STATED TASK: Your task is to locate every line holding the string "distance" and to copy each of them.

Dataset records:
=-=-=
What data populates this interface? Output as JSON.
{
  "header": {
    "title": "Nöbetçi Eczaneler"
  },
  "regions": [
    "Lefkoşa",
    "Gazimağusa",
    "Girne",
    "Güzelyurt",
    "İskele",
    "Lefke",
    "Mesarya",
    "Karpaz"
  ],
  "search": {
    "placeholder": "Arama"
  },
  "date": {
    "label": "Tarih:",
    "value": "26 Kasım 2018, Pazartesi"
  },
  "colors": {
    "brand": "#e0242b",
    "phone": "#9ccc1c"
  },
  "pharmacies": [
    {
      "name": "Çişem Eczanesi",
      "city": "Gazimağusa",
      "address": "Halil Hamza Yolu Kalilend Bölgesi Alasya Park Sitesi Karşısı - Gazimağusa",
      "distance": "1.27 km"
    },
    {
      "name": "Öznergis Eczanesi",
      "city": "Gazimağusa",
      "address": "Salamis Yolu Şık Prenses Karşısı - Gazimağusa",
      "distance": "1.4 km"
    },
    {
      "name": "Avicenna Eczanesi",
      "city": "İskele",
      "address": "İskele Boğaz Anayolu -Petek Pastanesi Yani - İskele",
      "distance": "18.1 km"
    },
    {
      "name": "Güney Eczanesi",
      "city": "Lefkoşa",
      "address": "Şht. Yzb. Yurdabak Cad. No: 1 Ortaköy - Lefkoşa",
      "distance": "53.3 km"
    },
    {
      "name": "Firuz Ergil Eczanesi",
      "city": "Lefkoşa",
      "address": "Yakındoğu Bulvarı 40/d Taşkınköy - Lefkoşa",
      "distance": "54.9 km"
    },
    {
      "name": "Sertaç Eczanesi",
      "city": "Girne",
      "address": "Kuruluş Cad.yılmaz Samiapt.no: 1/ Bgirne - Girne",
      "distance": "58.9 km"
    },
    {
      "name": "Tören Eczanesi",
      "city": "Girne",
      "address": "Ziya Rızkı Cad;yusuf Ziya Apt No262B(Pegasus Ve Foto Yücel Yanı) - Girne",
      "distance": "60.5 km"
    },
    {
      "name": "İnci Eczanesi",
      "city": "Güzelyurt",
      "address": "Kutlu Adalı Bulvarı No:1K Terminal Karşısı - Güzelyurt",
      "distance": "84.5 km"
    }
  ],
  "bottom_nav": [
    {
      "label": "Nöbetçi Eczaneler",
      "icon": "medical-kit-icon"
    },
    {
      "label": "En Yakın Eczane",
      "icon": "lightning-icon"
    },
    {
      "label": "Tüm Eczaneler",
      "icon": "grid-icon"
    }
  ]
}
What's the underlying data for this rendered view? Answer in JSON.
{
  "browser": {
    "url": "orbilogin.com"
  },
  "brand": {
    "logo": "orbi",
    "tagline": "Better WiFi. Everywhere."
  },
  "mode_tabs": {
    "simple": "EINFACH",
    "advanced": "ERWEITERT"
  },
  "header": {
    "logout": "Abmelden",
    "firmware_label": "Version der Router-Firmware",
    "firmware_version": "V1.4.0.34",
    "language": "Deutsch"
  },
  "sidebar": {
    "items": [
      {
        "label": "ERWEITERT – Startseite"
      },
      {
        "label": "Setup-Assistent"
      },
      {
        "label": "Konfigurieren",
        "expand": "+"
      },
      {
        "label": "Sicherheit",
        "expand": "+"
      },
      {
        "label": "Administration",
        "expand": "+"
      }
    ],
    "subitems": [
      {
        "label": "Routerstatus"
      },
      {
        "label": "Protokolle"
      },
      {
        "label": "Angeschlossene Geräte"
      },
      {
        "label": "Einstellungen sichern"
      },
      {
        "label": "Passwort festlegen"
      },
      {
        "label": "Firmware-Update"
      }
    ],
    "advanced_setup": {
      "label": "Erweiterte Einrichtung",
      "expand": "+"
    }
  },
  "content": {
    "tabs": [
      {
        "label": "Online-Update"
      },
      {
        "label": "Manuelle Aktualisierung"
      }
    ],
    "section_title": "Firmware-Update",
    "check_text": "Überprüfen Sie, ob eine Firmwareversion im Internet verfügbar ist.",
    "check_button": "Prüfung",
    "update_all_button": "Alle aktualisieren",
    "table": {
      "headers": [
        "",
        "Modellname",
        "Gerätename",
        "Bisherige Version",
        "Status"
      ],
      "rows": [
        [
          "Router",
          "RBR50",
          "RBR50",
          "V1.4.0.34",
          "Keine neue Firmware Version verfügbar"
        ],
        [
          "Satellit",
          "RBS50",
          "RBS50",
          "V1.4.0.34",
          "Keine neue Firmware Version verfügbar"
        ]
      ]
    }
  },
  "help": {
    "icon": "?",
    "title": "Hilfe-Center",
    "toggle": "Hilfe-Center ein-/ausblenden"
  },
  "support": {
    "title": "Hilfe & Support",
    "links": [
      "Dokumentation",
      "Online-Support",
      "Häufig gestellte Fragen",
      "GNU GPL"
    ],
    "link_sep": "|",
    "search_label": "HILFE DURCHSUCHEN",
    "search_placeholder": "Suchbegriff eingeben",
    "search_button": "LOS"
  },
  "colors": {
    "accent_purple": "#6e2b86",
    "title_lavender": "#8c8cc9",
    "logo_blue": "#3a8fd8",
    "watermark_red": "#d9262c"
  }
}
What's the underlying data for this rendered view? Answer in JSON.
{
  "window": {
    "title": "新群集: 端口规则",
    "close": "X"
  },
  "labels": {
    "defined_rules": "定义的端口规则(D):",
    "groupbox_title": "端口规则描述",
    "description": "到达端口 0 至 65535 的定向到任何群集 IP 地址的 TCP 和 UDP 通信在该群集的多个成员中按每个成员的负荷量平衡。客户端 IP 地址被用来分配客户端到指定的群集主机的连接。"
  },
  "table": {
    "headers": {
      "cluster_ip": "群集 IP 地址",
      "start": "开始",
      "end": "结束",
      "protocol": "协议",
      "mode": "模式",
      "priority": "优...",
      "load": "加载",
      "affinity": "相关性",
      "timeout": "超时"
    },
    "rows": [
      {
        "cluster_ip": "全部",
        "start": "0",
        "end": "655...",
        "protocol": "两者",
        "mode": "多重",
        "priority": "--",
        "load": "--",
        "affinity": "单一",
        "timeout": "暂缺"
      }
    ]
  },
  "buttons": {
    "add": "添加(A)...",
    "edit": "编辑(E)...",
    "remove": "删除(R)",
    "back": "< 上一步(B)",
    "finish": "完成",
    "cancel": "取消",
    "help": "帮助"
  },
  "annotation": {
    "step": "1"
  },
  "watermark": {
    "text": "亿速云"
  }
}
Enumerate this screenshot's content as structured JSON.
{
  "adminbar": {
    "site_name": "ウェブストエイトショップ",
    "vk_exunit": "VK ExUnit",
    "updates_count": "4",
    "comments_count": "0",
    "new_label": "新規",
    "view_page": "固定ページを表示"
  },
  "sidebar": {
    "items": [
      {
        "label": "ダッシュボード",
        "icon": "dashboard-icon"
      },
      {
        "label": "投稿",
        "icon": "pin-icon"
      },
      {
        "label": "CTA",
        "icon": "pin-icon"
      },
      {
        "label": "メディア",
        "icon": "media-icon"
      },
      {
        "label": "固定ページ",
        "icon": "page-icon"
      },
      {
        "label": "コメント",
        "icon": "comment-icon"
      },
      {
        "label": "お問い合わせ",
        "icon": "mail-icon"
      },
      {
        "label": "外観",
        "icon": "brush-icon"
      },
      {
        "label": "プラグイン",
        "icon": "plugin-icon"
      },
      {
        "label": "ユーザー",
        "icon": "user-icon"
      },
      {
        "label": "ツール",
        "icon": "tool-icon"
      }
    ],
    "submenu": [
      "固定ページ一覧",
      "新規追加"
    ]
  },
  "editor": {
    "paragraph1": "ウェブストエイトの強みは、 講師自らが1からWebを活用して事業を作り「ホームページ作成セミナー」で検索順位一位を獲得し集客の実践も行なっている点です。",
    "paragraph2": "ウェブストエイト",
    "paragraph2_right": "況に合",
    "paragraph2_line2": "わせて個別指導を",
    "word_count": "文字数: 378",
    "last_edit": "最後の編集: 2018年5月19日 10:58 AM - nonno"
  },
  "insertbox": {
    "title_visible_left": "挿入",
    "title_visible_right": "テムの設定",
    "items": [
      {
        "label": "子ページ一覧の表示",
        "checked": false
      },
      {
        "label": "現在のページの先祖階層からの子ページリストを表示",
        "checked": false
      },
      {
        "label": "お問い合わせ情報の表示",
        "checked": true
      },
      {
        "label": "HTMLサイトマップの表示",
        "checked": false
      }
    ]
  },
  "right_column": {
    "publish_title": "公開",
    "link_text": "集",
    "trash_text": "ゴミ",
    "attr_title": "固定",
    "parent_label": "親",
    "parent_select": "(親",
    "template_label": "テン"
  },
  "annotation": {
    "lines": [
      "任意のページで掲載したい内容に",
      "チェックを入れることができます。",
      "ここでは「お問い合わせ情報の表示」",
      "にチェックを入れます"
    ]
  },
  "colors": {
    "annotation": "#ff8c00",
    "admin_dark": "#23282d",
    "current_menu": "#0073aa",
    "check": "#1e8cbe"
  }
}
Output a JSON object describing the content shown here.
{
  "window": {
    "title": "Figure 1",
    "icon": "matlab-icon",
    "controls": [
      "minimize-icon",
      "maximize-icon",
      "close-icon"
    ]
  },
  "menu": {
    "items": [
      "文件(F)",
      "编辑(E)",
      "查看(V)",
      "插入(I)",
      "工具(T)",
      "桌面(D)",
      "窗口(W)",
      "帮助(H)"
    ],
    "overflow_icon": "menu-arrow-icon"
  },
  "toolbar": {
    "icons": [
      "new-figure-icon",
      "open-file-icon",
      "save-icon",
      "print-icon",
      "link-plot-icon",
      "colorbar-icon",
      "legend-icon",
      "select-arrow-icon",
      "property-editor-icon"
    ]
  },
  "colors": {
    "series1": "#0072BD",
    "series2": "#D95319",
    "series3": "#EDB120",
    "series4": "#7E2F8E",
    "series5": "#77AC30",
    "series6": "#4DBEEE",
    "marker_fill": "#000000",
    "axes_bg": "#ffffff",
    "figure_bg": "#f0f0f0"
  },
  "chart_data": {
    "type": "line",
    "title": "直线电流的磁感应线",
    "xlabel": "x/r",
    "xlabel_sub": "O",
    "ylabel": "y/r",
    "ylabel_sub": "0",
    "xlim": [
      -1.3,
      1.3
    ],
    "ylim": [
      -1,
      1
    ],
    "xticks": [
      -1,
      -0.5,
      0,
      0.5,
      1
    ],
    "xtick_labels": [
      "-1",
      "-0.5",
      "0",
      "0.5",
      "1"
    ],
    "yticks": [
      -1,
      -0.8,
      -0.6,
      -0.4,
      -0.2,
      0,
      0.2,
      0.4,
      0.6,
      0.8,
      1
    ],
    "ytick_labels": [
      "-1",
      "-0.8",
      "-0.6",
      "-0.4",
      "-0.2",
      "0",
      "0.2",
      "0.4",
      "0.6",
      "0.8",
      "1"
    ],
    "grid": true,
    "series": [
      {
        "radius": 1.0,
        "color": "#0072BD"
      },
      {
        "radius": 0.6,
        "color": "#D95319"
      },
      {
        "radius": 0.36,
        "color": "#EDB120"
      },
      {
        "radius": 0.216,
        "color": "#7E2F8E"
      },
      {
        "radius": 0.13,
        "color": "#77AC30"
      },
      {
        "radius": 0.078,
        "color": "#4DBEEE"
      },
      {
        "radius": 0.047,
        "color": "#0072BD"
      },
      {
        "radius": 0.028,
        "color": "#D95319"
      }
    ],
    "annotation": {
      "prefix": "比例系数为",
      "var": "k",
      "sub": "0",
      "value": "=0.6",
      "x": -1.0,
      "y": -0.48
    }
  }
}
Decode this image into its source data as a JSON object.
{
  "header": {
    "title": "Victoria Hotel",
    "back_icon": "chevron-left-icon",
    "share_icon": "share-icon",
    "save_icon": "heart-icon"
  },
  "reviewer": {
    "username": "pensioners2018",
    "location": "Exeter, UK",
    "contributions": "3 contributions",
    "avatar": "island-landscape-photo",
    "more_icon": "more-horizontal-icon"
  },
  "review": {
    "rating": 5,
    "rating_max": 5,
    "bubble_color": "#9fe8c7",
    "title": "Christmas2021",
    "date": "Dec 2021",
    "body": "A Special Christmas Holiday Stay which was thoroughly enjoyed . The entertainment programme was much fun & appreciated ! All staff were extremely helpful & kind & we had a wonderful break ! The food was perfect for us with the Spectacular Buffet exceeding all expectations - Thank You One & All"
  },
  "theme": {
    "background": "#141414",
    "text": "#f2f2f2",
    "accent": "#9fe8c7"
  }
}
=-=-=
EXERCISE RESPONSE:
      "distance": "1.27 km"
      "distance": "1.4 km"
      "distance": "18.1 km"
      "distance": "53.3 km"
      "distance": "54.9 km"
      "distance": "58.9 km"
      "distance": "60.5 km"
      "distance": "84.5 km"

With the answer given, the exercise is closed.